Stated exercise
From the entries that follow, pick out all lines holding "현장실습을".

### Record set ###

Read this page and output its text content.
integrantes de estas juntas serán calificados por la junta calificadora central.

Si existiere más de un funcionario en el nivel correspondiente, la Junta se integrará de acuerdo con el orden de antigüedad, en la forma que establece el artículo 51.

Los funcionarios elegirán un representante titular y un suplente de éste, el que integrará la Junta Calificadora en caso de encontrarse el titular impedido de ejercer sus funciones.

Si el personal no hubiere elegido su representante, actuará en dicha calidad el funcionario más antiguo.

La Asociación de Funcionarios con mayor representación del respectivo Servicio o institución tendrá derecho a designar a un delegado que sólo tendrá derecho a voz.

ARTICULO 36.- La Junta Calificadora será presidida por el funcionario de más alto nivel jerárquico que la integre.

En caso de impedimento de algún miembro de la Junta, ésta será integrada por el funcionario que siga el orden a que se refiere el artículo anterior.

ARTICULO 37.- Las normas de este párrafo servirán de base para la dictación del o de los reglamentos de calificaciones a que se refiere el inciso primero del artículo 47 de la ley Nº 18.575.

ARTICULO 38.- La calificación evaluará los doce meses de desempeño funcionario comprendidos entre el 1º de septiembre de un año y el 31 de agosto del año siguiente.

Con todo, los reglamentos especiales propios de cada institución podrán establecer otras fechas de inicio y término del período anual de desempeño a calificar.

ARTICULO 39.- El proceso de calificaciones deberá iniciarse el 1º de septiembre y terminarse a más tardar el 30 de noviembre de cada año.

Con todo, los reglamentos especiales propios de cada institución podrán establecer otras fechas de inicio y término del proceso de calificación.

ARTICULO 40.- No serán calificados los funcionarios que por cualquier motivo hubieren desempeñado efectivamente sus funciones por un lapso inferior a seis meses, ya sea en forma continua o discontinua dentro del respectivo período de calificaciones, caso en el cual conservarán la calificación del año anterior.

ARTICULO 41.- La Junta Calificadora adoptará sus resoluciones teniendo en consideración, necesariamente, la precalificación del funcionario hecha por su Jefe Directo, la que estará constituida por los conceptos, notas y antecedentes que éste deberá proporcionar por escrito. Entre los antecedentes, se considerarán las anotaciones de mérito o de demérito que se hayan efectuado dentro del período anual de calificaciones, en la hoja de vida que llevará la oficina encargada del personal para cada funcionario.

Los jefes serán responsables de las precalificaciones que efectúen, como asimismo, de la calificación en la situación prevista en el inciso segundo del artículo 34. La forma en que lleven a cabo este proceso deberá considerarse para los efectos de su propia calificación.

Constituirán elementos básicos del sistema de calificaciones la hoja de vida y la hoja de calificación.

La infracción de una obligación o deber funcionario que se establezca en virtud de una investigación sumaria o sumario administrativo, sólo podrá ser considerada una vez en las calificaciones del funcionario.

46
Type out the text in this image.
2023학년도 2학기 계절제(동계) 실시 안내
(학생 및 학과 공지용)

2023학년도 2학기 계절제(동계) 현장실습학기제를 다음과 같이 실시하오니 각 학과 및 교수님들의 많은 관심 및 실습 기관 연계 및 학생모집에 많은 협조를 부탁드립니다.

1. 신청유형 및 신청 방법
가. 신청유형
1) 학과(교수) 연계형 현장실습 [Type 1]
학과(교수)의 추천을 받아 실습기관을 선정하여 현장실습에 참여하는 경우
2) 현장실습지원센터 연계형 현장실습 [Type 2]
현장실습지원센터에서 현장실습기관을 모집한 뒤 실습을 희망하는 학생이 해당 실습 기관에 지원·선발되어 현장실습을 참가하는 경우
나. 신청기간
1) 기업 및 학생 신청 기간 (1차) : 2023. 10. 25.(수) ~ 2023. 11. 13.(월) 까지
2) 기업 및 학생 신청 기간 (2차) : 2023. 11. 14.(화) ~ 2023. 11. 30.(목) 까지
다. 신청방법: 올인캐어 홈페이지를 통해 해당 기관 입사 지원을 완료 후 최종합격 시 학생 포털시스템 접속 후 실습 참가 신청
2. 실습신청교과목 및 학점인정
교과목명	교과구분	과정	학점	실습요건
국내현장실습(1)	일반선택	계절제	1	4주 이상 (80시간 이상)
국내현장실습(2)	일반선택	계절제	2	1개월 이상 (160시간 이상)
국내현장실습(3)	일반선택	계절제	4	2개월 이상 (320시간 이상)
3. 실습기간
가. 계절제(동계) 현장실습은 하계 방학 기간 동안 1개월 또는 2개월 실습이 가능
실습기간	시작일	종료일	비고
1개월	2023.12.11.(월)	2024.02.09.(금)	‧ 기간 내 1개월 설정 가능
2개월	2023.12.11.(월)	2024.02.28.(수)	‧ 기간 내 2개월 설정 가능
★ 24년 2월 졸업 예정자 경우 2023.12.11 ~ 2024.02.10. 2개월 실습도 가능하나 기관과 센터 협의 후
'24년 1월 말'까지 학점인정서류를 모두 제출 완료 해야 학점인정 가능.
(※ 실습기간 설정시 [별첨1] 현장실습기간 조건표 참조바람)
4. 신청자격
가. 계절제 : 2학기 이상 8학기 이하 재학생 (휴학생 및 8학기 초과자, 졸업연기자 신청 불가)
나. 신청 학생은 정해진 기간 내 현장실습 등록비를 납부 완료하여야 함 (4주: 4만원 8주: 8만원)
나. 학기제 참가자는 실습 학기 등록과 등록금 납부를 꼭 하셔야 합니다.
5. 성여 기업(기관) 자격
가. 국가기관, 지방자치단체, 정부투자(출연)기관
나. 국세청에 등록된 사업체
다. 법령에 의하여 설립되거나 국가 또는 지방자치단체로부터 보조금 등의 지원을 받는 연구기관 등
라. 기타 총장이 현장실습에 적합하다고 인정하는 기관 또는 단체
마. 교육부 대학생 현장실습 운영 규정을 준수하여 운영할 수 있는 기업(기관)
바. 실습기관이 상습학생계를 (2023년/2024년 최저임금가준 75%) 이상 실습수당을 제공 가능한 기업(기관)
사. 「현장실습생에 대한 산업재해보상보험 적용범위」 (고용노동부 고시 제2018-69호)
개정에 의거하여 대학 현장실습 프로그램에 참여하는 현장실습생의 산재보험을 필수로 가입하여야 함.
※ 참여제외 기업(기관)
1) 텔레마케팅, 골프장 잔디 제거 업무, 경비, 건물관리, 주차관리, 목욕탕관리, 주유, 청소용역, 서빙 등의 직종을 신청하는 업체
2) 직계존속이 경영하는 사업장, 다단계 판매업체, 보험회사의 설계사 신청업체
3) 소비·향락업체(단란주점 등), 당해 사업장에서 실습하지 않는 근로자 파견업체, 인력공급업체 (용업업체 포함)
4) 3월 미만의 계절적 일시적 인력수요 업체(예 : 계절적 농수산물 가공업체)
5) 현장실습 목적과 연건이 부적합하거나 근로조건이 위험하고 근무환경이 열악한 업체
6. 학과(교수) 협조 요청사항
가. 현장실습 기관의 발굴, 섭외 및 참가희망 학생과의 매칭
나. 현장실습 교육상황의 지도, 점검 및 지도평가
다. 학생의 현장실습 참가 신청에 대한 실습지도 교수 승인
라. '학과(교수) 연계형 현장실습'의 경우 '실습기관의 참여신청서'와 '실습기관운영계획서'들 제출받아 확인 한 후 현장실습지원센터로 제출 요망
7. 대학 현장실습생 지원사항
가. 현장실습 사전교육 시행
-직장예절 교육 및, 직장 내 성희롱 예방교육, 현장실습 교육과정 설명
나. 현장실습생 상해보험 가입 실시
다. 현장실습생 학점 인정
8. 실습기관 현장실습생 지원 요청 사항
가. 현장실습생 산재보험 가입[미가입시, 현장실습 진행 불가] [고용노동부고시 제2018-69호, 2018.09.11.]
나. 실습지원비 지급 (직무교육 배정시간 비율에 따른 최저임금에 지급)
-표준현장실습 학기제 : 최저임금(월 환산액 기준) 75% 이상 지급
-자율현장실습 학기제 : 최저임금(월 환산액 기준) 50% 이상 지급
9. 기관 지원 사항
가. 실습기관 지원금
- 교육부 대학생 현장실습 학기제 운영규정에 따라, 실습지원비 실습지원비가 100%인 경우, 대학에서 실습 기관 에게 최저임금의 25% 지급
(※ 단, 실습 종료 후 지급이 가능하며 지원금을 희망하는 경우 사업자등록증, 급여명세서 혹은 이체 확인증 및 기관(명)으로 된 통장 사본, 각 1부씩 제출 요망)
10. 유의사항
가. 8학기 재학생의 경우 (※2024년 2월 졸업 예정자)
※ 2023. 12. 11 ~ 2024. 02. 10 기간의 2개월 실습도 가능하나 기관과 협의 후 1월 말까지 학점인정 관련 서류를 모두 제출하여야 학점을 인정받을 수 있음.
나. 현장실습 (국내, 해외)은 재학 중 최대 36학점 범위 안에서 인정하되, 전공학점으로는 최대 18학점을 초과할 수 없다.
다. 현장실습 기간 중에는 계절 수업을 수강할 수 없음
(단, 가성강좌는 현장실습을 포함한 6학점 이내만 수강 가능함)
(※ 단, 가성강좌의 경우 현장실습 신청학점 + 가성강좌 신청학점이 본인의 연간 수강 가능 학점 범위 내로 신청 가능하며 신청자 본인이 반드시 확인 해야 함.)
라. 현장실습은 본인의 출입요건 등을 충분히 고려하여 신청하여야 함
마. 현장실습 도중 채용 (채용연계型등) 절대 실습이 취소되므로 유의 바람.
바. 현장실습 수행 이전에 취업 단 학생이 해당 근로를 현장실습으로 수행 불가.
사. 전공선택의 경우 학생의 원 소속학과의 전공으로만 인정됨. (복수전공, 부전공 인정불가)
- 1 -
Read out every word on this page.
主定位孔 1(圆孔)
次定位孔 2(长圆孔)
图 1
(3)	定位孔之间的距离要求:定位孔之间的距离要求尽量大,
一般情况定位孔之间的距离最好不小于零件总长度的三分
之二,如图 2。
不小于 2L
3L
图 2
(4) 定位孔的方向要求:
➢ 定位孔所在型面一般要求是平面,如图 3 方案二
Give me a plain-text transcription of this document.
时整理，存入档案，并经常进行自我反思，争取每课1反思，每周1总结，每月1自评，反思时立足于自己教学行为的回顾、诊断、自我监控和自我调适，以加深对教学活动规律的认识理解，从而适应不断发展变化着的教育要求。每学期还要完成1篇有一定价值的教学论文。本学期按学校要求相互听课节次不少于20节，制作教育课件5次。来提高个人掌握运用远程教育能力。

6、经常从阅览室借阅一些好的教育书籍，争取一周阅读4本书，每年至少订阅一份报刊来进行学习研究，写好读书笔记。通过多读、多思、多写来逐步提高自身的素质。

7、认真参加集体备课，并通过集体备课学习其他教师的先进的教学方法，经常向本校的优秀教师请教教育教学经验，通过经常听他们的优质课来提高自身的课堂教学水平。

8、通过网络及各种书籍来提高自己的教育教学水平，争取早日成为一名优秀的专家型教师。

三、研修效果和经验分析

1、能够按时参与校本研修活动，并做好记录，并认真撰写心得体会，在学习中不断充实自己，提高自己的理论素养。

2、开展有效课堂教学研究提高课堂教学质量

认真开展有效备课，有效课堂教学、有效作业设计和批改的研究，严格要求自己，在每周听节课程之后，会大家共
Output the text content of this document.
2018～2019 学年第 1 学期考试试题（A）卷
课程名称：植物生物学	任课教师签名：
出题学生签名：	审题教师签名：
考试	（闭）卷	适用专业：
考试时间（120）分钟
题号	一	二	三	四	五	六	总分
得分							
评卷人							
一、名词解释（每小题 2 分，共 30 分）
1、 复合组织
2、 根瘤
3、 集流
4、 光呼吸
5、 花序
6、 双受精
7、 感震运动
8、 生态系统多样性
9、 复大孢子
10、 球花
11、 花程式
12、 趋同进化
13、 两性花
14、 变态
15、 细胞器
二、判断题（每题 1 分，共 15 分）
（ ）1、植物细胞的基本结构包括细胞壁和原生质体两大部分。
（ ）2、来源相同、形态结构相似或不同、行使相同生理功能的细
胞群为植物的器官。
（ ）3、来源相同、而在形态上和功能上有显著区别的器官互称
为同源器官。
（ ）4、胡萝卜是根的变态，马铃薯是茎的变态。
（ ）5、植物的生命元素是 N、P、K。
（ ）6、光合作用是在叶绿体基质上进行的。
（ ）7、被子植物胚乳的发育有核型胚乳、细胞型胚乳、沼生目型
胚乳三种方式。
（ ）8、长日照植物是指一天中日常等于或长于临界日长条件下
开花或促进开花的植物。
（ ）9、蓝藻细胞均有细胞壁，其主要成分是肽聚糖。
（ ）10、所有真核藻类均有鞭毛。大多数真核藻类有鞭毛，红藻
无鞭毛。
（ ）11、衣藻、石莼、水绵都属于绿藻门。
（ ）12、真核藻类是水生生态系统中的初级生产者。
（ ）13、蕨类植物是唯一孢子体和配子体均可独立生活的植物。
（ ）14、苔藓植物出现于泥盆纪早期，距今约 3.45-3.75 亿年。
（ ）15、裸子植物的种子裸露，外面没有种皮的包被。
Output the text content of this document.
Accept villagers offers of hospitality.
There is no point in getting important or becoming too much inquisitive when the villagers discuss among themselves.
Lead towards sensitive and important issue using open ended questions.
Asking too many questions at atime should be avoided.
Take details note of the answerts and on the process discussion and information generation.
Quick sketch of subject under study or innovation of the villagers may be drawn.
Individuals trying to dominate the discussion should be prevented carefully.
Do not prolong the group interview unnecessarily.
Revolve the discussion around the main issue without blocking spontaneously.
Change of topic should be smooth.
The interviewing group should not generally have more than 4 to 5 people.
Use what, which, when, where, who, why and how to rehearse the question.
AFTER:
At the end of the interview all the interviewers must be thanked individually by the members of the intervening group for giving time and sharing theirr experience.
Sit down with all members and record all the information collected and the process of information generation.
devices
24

###

Answer for the task
현장실습지원센터에서 현장실습기관을 모집한 뒤 실습을 희망하는 학생이 해당 실습 기관에 지원·선발되어 현장실습을 참가하는 경우
(단, 가성강좌는 현장실습을 포함한 6학점 이내만 수강 가능함)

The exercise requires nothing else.